▶ _YOUR GOAL_: Would you return the data exactly as given, except for its pictures?

▶ _TASK DATA_:
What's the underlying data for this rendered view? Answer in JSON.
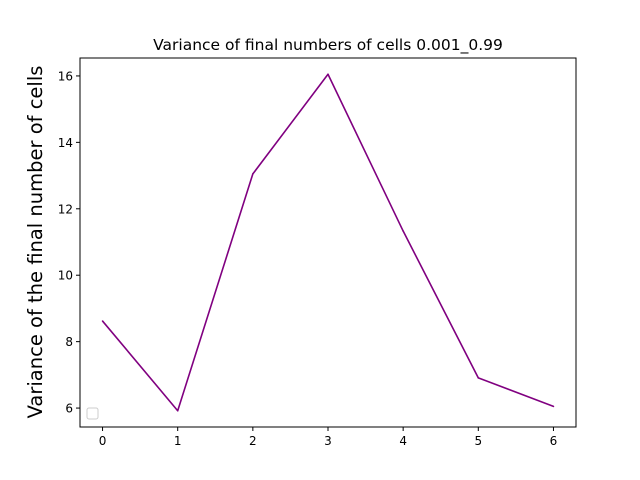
{
  "chart_data": {
    "type": "line",
    "title": "Variance of final numbers of cells 0.001_0.99",
    "xlabel": "",
    "ylabel": "Variance of the final number of cells",
    "x": [
      0,
      1,
      2,
      3,
      4,
      5,
      6
    ],
    "series": [
      {
        "values": [
          8.62,
          5.92,
          13.05,
          16.05,
          11.33,
          6.91,
          6.05
        ],
        "color": "#800080"
      }
    ],
    "xlim": [
      -0.3,
      6.3
    ],
    "ylim": [
      5.43,
      16.54
    ],
    "xticks": [
      0,
      1,
      2,
      3,
      4,
      5,
      6
    ],
    "yticks": [
      6,
      8,
      10,
      12,
      14,
      16
    ],
    "grid": false,
    "legend": {
      "placement": "lower-left",
      "entries": []
    }
  }
}
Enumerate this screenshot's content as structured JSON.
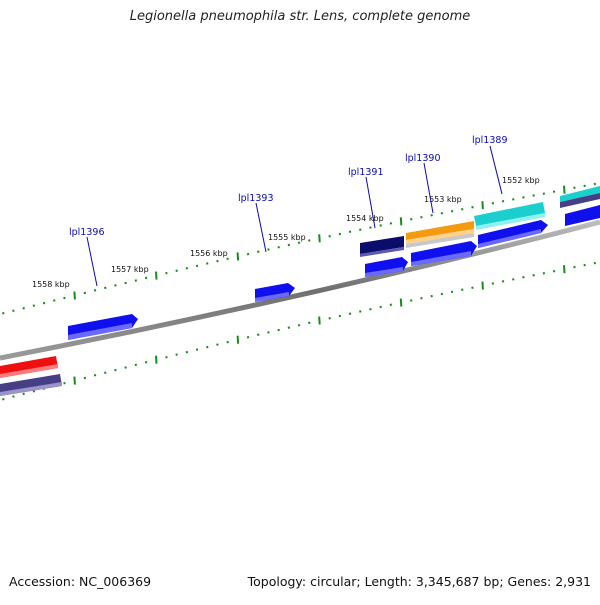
{
  "title": "Legionella pneumophila str. Lens, complete genome",
  "footer": {
    "accession": "Accession: NC_006369",
    "summary": "Topology: circular; Length: 3,345,687 bp; Genes: 2,931"
  },
  "ticks": [
    {
      "label": "1552 kbp"
    },
    {
      "label": "1553 kbp"
    },
    {
      "label": "1554 kbp"
    },
    {
      "label": "1555 kbp"
    },
    {
      "label": "1556 kbp"
    },
    {
      "label": "1557 kbp"
    },
    {
      "label": "1558 kbp"
    }
  ],
  "gene_labels": [
    {
      "label": "lpl1389"
    },
    {
      "label": "lpl1390"
    },
    {
      "label": "lpl1391"
    },
    {
      "label": "lpl1393"
    },
    {
      "label": "lpl1396"
    }
  ],
  "colors": {
    "backbone": "#7a7a7a",
    "tick": "#1a8a1a",
    "tick_label": "#111111",
    "gene_label": "#0a0ab4",
    "gene_blue": "#1010ee",
    "gene_navy": "#0c0c6a",
    "gene_orange": "#f39a10",
    "gene_cyan": "#1ccfcf",
    "gene_red": "#ee1010",
    "gene_slate": "#463f86"
  }
}
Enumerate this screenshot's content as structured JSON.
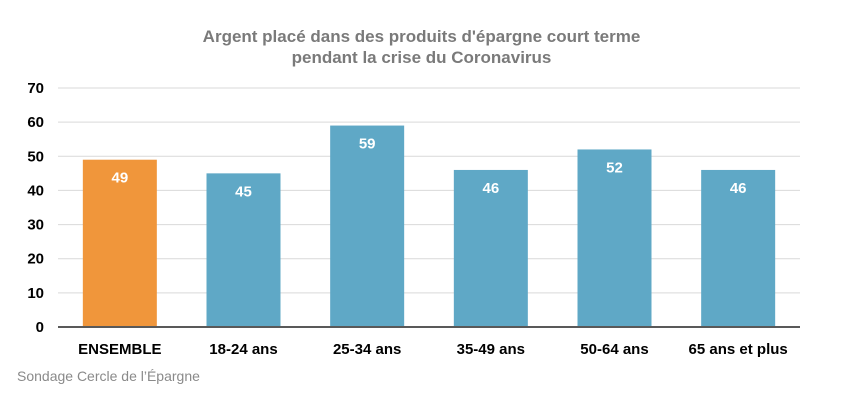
{
  "chart_data": {
    "type": "bar",
    "title": [
      "Argent placé dans des produits d'épargne court terme",
      "pendant la crise du Coronavirus"
    ],
    "categories": [
      "ENSEMBLE",
      "18-24 ans",
      "25-34 ans",
      "35-49 ans",
      "50-64 ans",
      "65 ans et plus"
    ],
    "values": [
      49,
      45,
      59,
      46,
      52,
      46
    ],
    "bar_colors": [
      "#f0963b",
      "#5fa8c6",
      "#5fa8c6",
      "#5fa8c6",
      "#5fa8c6",
      "#5fa8c6"
    ],
    "ylim": [
      0,
      70
    ],
    "yticks": [
      0,
      10,
      20,
      30,
      40,
      50,
      60,
      70
    ],
    "grid": true,
    "data_labels": true,
    "xlabel": "",
    "ylabel": ""
  },
  "source": "Sondage Cercle de l’Épargne"
}
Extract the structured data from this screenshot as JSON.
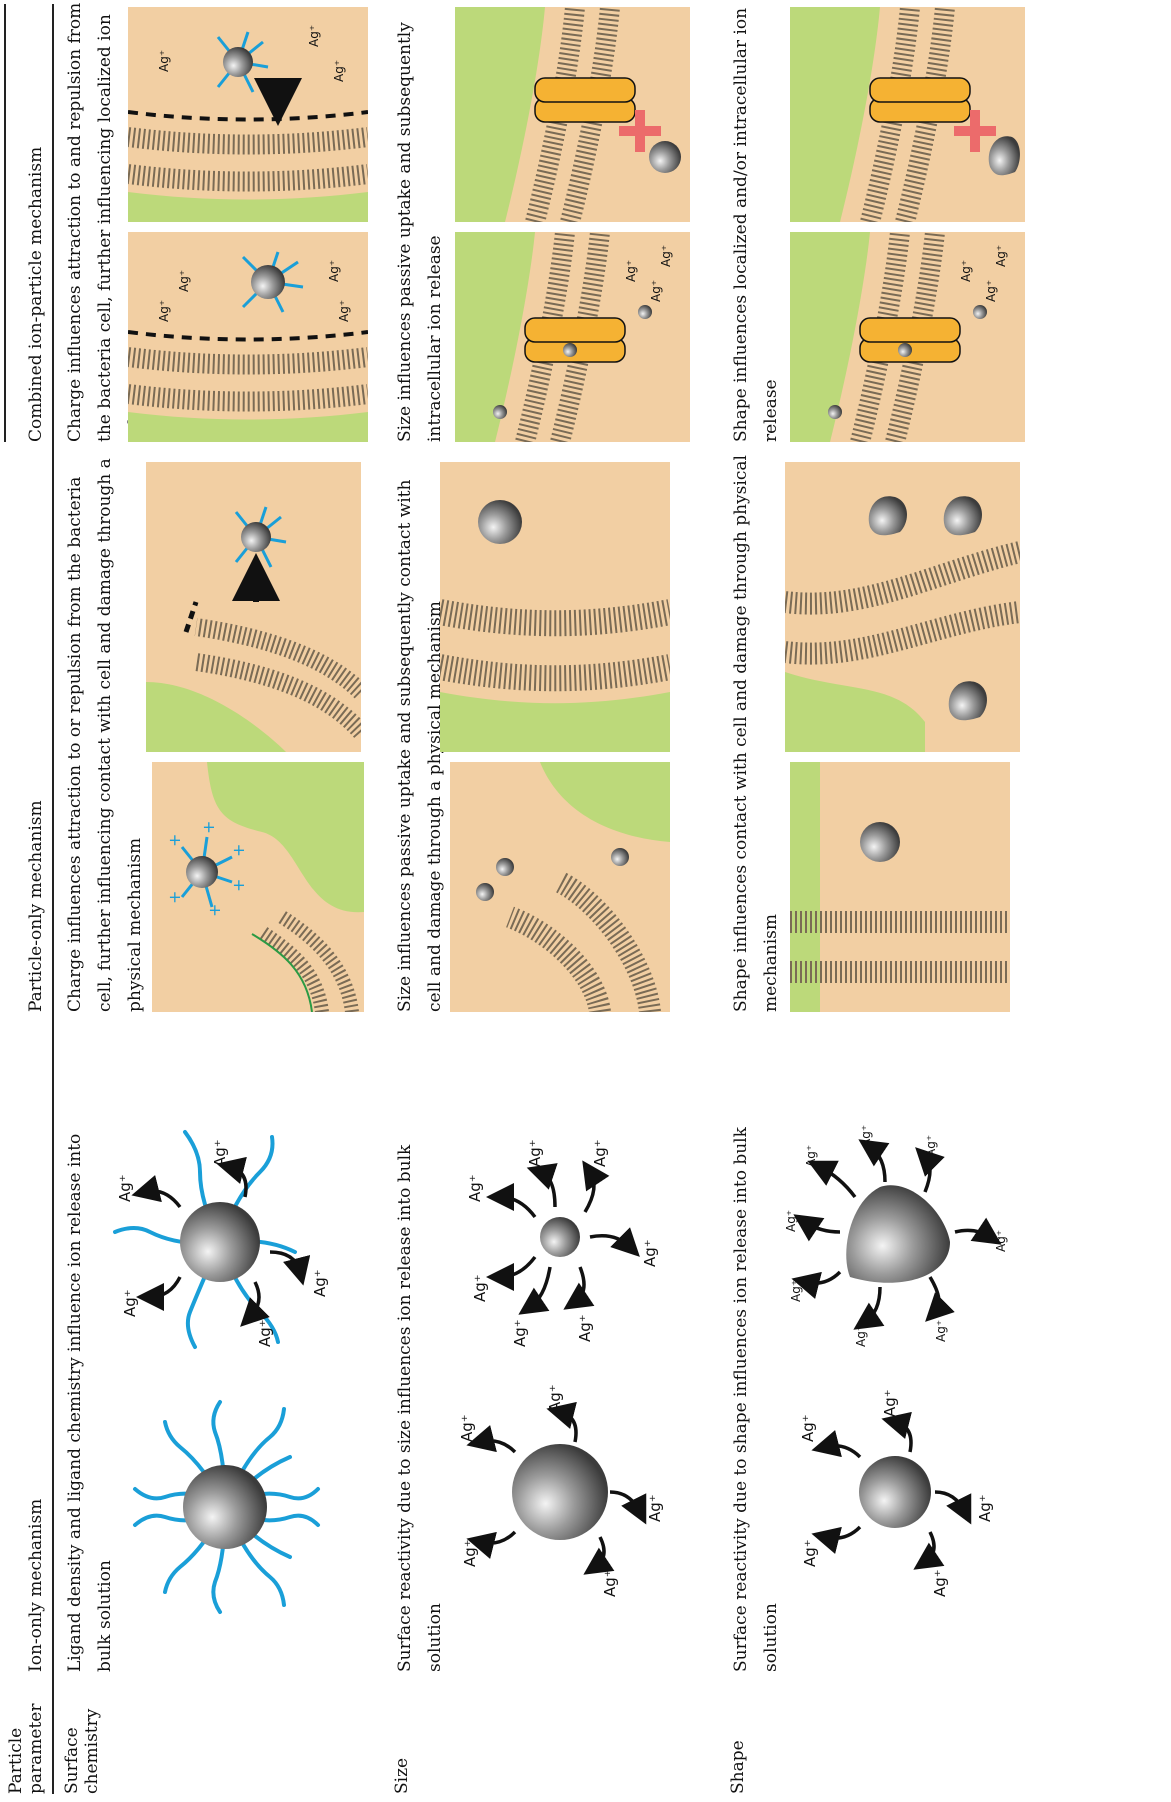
{
  "headers": {
    "param_line1": "Particle",
    "param_line2": "parameter",
    "ion_only": "Ion-only mechanism",
    "particle_only": "Particle-only mechanism",
    "combined": "Combined ion-particle mechanism"
  },
  "rows": [
    {
      "label_line1": "Surface",
      "label_line2": "chemistry",
      "ion_caption": "Ligand density and ligand chemistry influence ion release into bulk solution",
      "particle_caption": "Charge influences attraction to or repulsion from the bacteria cell, further influencing contact with cell and damage through a physical mechanism",
      "combined_caption": "Charge influences attraction to and repulsion from the bacteria cell, further influencing localized ion release"
    },
    {
      "label_line1": "Size",
      "label_line2": "",
      "ion_caption": "Surface reactivity due to size influences ion release into bulk solution",
      "particle_caption": "Size influences passive uptake and subsequently contact with cell and damage through a physical mechanism",
      "combined_caption": "Size influences passive uptake and subsequently intracellular ion release"
    },
    {
      "label_line1": "Shape",
      "label_line2": "",
      "ion_caption": "Surface reactivity due to shape influences ion release into bulk solution",
      "particle_caption": "Shape influences contact with cell and damage through physical mechanism",
      "combined_caption": "Shape influences localized and/or intracellular ion release"
    }
  ],
  "ion_label": "Ag⁺",
  "colors": {
    "ligand": "#1a9fd8",
    "cell": "#bcd97a",
    "medium": "#f2cfa3",
    "channel": "#f5b233",
    "blocked": "#ec6b6b",
    "lipid_head": "#e8b420",
    "membrane_line": "#2b9a44"
  }
}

▶ _EXERCISE ANSWER_:
What's the underlying data for this rendered view? Answer in JSON.
{
  "chart_data": {
    "type": "line",
    "title": "Variance of final numbers of cells 0.001_0.99",
    "xlabel": "",
    "ylabel": "Variance of the final number of cells",
    "x": [
      0,
      1,
      2,
      3,
      4,
      5,
      6
    ],
    "series": [
      {
        "values": [
          8.62,
          5.92,
          13.05,
          16.05,
          11.33,
          6.91,
          6.05
        ],
        "color": "#800080"
      }
    ],
    "xlim": [
      -0.3,
      6.3
    ],
    "ylim": [
      5.43,
      16.54
    ],
    "xticks": [
      0,
      1,
      2,
      3,
      4,
      5,
      6
    ],
    "yticks": [
      6,
      8,
      10,
      12,
      14,
      16
    ],
    "grid": false,
    "legend": {
      "placement": "lower-left",
      "entries": []
    }
  }
}
Enumerate this screenshot's content as structured JSON.
{
  "title": "Legionella pneumophila str. Lens, complete genome",
  "footer": {
    "accession": "Accession: NC_006369",
    "summary": "Topology: circular; Length: 3,345,687 bp; Genes: 2,931"
  },
  "ticks": [
    {
      "label": "1552 kbp"
    },
    {
      "label": "1553 kbp"
    },
    {
      "label": "1554 kbp"
    },
    {
      "label": "1555 kbp"
    },
    {
      "label": "1556 kbp"
    },
    {
      "label": "1557 kbp"
    },
    {
      "label": "1558 kbp"
    }
  ],
  "gene_labels": [
    {
      "label": "lpl1389"
    },
    {
      "label": "lpl1390"
    },
    {
      "label": "lpl1391"
    },
    {
      "label": "lpl1393"
    },
    {
      "label": "lpl1396"
    }
  ],
  "colors": {
    "backbone": "#7a7a7a",
    "tick": "#1a8a1a",
    "tick_label": "#111111",
    "gene_label": "#0a0ab4",
    "gene_blue": "#1010ee",
    "gene_navy": "#0c0c6a",
    "gene_orange": "#f39a10",
    "gene_cyan": "#1ccfcf",
    "gene_red": "#ee1010",
    "gene_slate": "#463f86"
  }
}
Enumerate this screenshot's content as structured JSON.
{
  "chart_data": {
    "type": "bar",
    "title": [
      "Argent placé dans des produits d'épargne court terme",
      "pendant la crise du Coronavirus"
    ],
    "categories": [
      "ENSEMBLE",
      "18-24 ans",
      "25-34 ans",
      "35-49 ans",
      "50-64 ans",
      "65 ans et plus"
    ],
    "values": [
      49,
      45,
      59,
      46,
      52,
      46
    ],
    "bar_colors": [
      "#f0963b",
      "#5fa8c6",
      "#5fa8c6",
      "#5fa8c6",
      "#5fa8c6",
      "#5fa8c6"
    ],
    "ylim": [
      0,
      70
    ],
    "yticks": [
      0,
      10,
      20,
      30,
      40,
      50,
      60,
      70
    ],
    "grid": true,
    "data_labels": true,
    "xlabel": "",
    "ylabel": ""
  },
  "source": "Sondage Cercle de l’Épargne"
}
Extract the structured data from this screenshot as JSON.
{
  "headers": {
    "param_line1": "Particle",
    "param_line2": "parameter",
    "ion_only": "Ion-only mechanism",
    "particle_only": "Particle-only mechanism",
    "combined": "Combined ion-particle mechanism"
  },
  "rows": [
    {
      "label_line1": "Surface",
      "label_line2": "chemistry",
      "ion_caption": "Ligand density and ligand chemistry influence ion release into bulk solution",
      "particle_caption": "Charge influences attraction to or repulsion from the bacteria cell, further influencing contact with cell and damage through a physical mechanism",
      "combined_caption": "Charge influences attraction to and repulsion from the bacteria cell, further influencing localized ion release"
    },
    {
      "label_line1": "Size",
      "label_line2": "",
      "ion_caption": "Surface reactivity due to size influences ion release into bulk solution",
      "particle_caption": "Size influences passive uptake and subsequently contact with cell and damage through a physical mechanism",
      "combined_caption": "Size influences passive uptake and subsequently intracellular ion release"
    },
    {
      "label_line1": "Shape",
      "label_line2": "",
      "ion_caption": "Surface reactivity due to shape influences ion release into bulk solution",
      "particle_caption": "Shape influences contact with cell and damage through physical mechanism",
      "combined_caption": "Shape influences localized and/or intracellular ion release"
    }
  ],
  "ion_label": "Ag⁺",
  "colors": {
    "ligand": "#1a9fd8",
    "cell": "#bcd97a",
    "medium": "#f2cfa3",
    "channel": "#f5b233",
    "blocked": "#ec6b6b",
    "lipid_head": "#e8b420",
    "membrane_line": "#2b9a44"
  }
}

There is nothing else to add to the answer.